Identify, in the records below, every line where the string "może" appears, and copy each such line.

□ □ □ □

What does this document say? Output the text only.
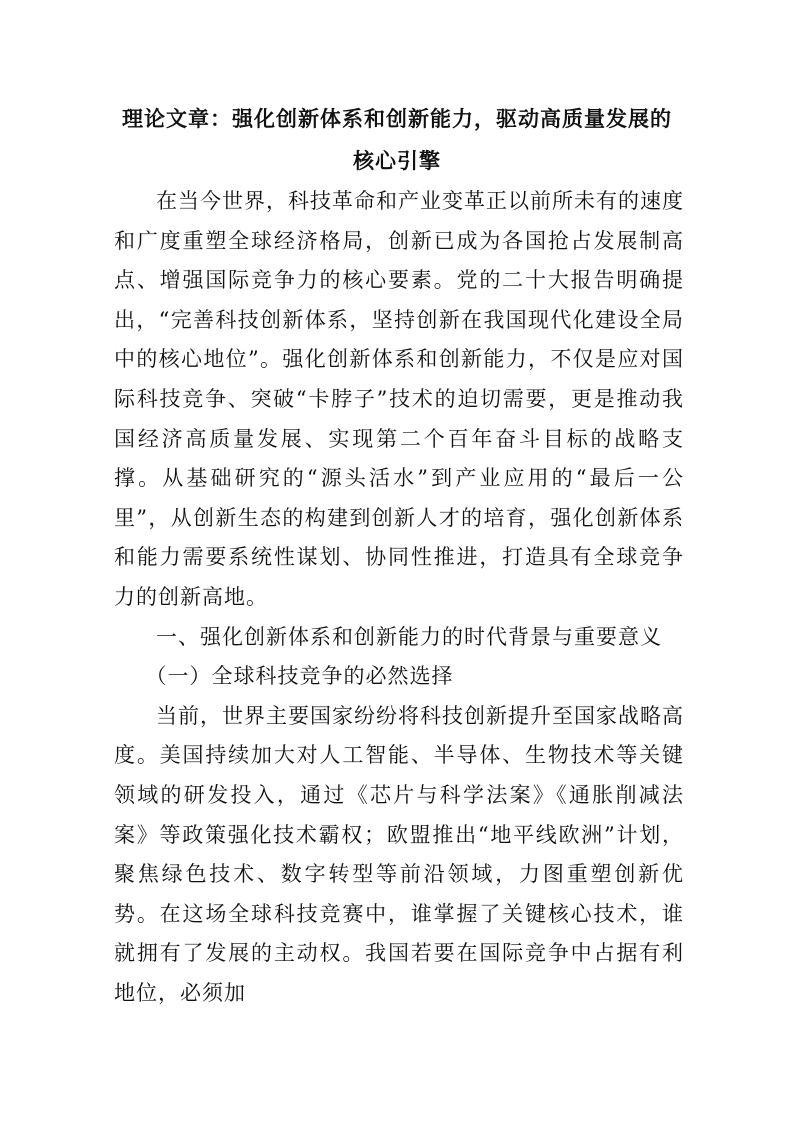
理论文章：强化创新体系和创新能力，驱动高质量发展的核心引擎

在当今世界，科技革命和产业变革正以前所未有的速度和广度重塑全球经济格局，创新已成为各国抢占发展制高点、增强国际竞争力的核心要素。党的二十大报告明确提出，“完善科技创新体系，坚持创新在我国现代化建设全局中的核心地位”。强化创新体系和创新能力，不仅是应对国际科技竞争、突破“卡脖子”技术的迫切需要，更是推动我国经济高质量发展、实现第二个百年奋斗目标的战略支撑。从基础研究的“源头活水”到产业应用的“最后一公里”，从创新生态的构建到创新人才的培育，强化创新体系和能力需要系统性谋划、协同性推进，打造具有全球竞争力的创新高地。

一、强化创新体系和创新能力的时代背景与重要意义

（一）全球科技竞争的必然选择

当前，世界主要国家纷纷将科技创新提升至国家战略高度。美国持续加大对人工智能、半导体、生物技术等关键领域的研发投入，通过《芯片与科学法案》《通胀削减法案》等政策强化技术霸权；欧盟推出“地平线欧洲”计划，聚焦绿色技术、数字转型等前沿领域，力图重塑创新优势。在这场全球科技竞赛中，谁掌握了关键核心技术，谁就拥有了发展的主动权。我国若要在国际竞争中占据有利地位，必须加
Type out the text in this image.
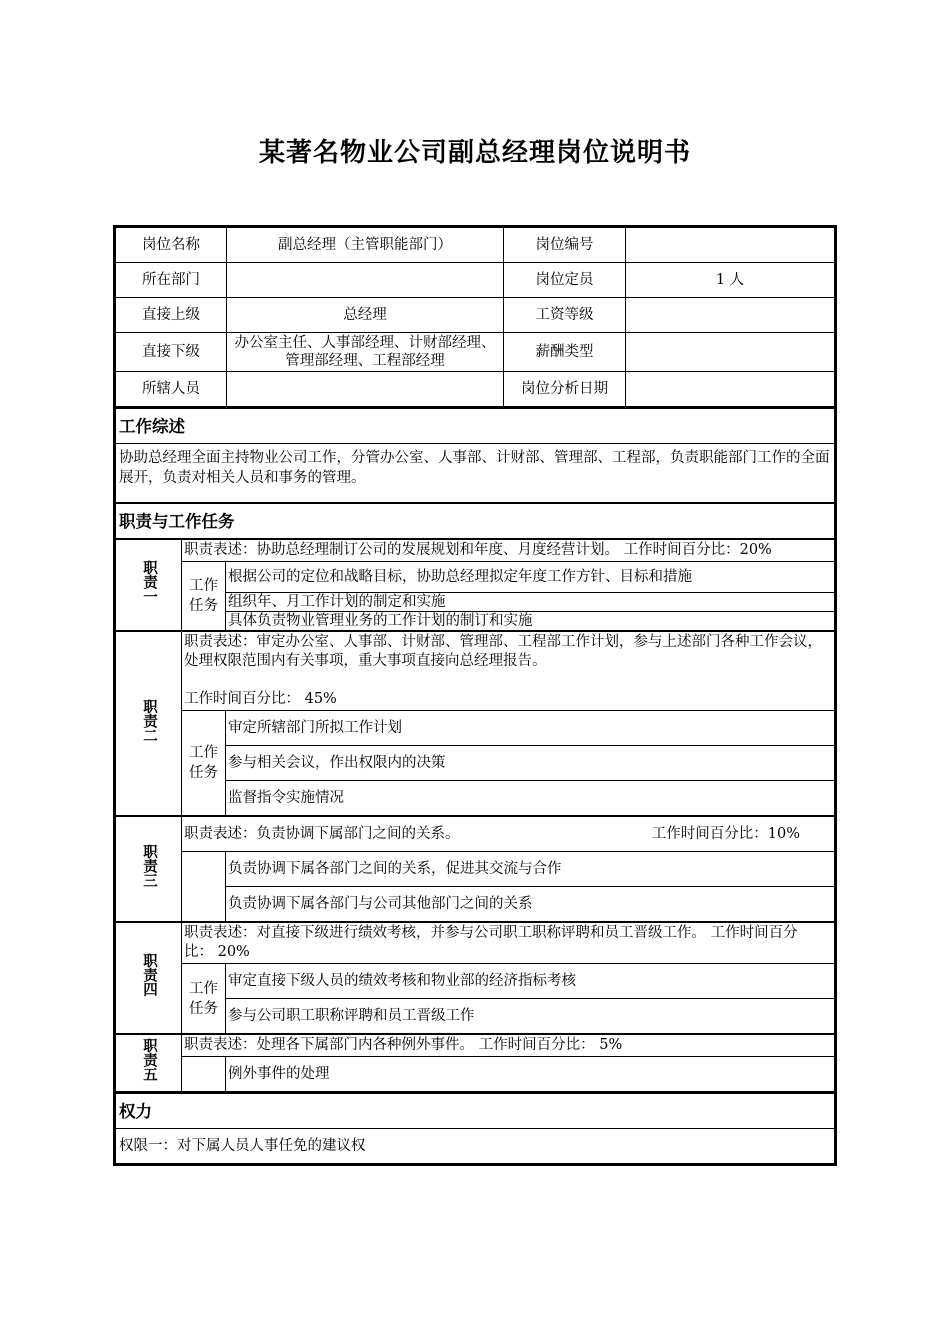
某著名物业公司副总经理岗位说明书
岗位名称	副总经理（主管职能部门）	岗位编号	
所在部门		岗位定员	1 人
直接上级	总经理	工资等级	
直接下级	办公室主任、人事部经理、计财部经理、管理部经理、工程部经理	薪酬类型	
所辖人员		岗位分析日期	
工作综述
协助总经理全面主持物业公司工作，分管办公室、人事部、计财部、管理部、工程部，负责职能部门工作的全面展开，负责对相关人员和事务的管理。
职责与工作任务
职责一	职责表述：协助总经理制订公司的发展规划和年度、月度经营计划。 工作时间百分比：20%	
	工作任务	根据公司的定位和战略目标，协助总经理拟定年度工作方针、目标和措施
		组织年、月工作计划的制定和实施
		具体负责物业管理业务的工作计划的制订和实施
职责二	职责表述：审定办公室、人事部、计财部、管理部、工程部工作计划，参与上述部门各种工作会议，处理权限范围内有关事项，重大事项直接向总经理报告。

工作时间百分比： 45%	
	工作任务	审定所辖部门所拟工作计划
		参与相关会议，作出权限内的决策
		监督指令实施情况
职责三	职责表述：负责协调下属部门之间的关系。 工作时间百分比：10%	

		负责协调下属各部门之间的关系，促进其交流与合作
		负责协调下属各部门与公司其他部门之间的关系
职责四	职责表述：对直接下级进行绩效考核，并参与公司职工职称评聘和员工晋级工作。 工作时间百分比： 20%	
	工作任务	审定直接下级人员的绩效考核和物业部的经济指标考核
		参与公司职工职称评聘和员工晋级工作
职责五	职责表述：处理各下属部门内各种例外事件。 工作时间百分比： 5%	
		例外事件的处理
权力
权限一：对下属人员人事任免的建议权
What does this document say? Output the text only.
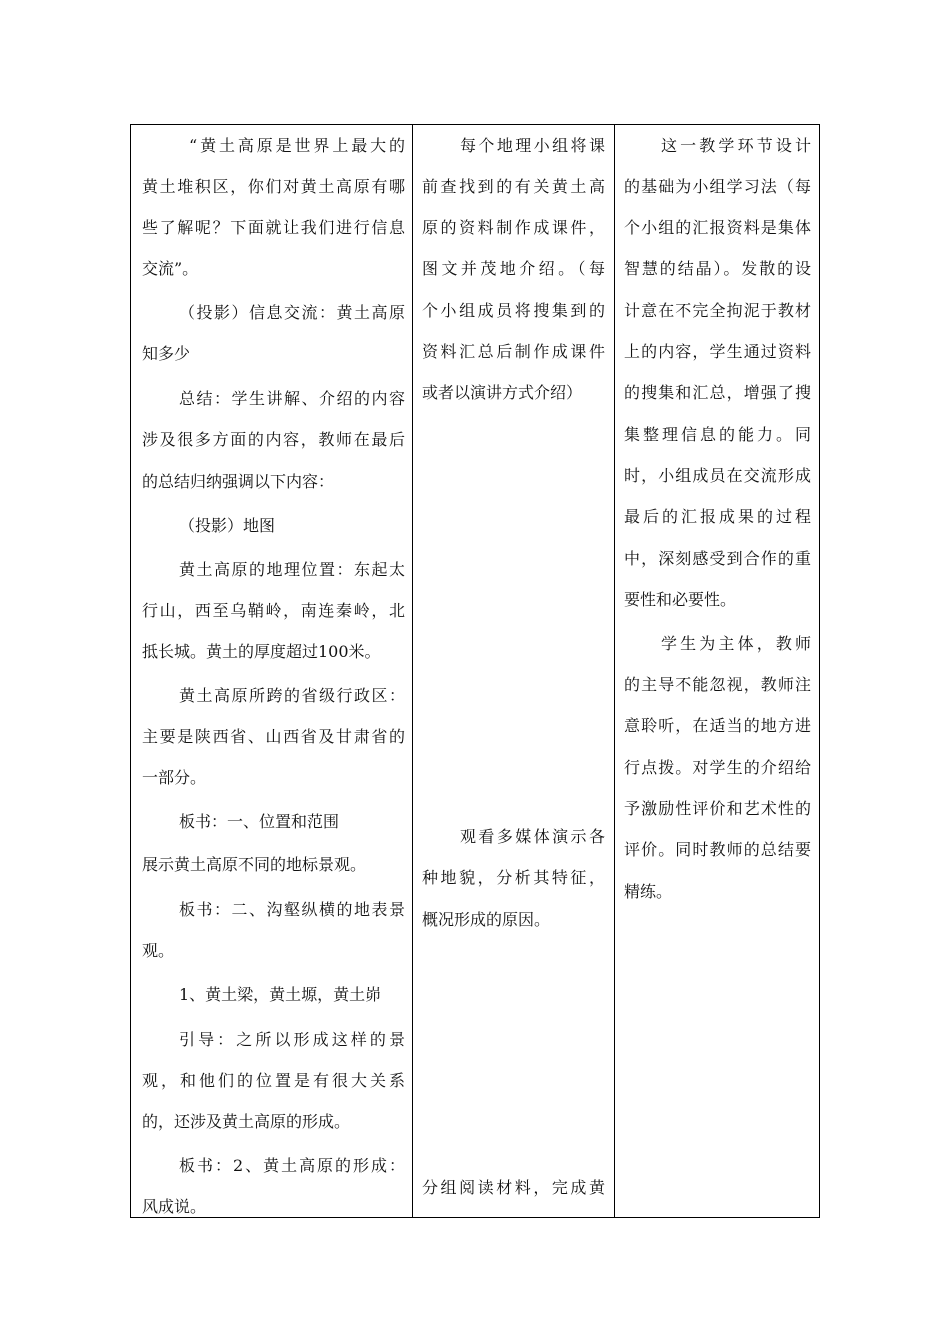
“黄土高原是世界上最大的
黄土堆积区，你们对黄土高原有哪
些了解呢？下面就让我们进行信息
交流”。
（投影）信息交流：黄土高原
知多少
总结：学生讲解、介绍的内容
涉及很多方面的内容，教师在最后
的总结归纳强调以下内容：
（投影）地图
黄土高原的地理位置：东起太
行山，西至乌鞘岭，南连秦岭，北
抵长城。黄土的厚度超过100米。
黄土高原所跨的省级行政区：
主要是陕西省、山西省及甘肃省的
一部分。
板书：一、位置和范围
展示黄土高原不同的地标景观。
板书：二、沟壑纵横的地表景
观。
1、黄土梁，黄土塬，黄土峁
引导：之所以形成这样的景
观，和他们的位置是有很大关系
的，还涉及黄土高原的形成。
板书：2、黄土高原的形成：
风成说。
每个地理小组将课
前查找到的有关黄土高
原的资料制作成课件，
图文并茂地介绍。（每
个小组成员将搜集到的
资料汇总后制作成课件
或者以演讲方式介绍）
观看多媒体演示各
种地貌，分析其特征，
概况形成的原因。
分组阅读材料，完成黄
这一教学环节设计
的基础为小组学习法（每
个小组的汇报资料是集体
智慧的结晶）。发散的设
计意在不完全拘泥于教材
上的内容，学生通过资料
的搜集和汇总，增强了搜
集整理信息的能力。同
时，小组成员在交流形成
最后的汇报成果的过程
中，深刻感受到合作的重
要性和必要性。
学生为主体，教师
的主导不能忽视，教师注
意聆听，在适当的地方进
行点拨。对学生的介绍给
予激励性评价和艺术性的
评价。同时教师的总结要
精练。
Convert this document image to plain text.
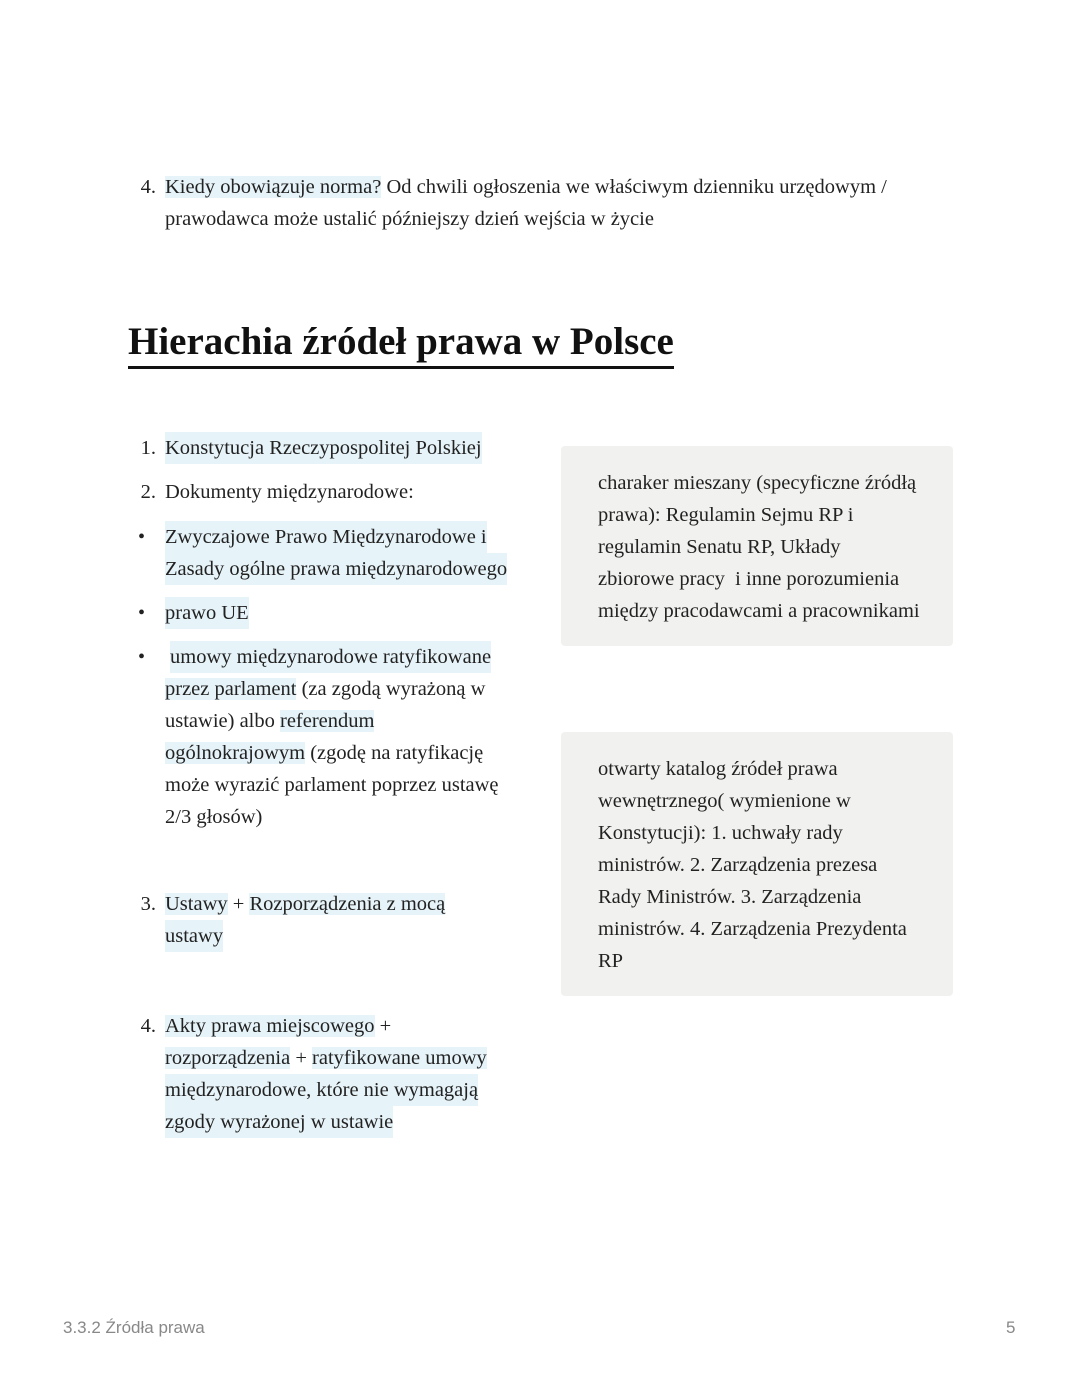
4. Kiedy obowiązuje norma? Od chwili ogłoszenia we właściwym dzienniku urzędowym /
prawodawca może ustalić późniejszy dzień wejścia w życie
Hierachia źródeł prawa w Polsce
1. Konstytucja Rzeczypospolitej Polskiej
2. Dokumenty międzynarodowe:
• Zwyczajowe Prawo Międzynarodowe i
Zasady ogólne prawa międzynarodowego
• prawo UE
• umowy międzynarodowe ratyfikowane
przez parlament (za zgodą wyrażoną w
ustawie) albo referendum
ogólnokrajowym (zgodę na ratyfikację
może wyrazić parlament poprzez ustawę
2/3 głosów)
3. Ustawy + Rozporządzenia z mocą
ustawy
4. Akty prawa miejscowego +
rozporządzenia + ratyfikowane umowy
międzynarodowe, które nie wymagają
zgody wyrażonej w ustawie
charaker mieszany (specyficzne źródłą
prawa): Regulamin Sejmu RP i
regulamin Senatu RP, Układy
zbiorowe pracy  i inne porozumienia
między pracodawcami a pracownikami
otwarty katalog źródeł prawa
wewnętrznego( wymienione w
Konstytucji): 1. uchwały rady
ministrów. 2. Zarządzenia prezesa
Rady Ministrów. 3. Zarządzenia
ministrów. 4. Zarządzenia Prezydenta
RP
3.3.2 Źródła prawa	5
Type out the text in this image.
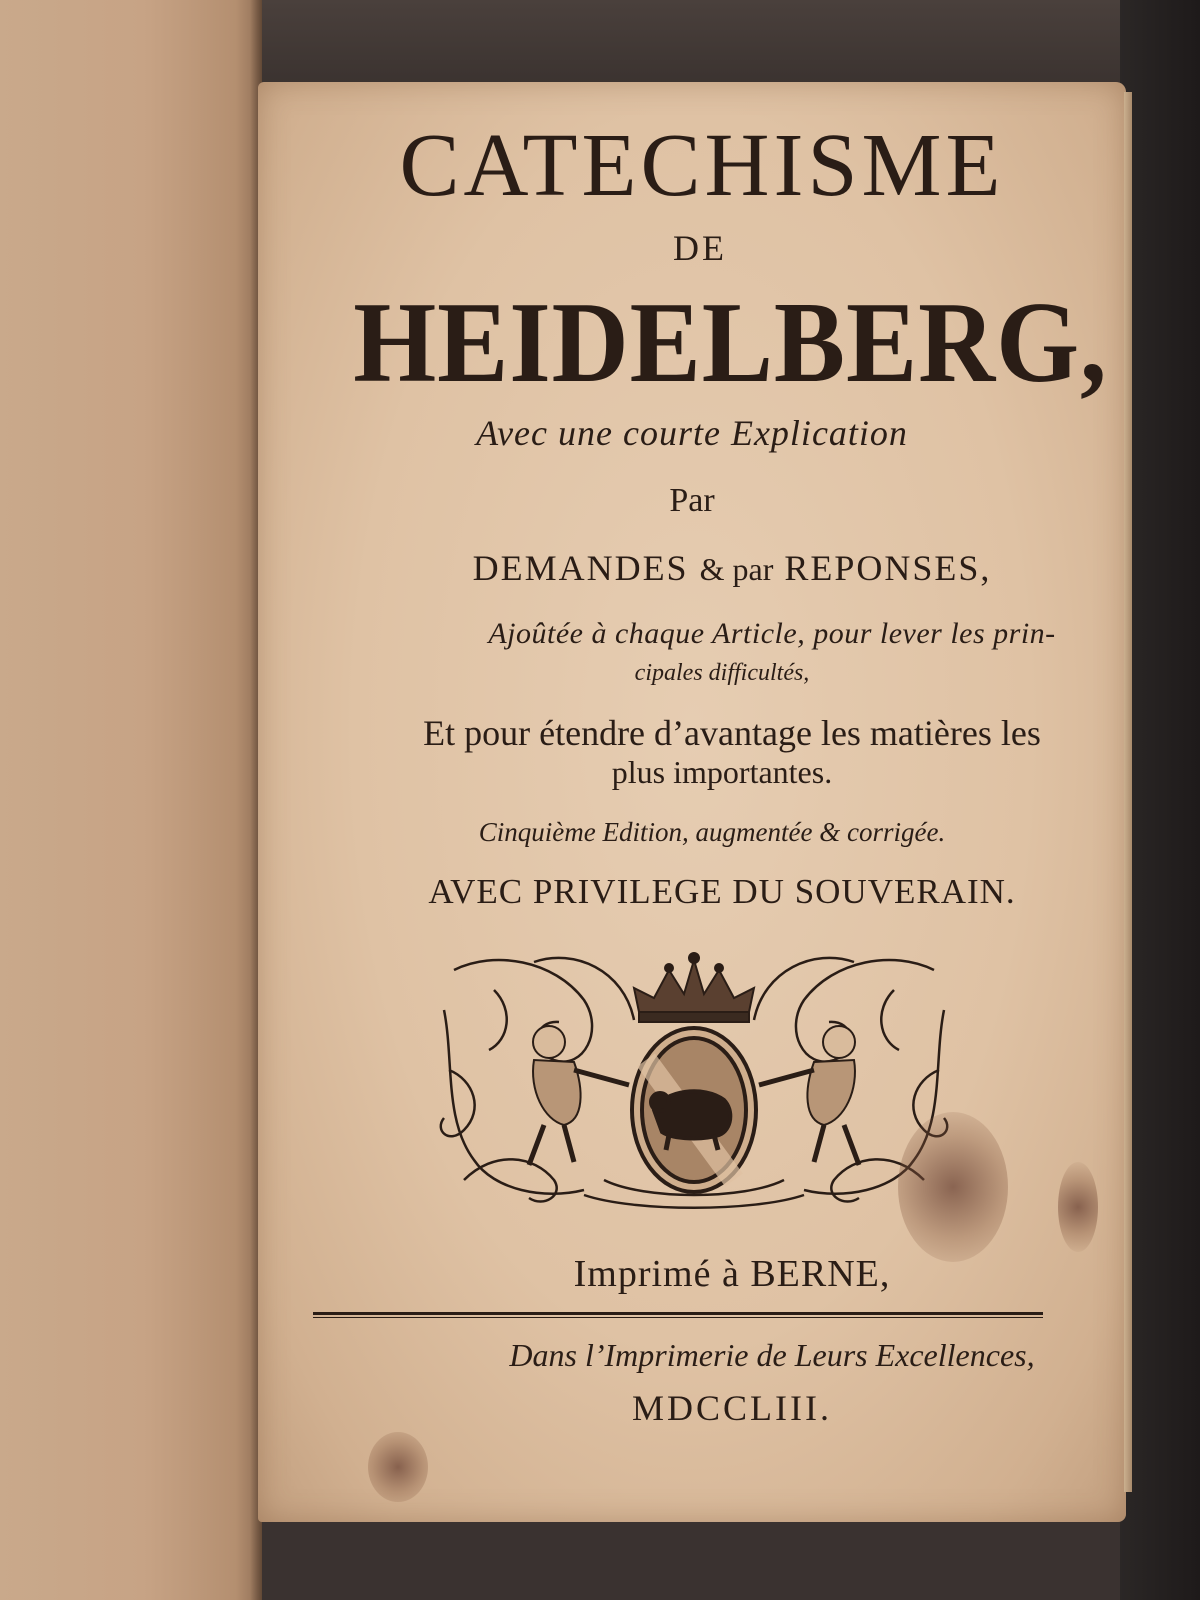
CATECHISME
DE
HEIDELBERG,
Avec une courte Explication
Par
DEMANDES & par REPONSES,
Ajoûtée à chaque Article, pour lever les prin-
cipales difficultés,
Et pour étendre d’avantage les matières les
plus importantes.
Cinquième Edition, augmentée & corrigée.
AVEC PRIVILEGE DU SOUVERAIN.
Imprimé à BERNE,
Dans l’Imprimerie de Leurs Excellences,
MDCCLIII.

□ □ □ □

# [Complete answer]
prawodawca może ustalić późniejszy dzień wejścia w życie
może wyrazić parlament poprzez ustawę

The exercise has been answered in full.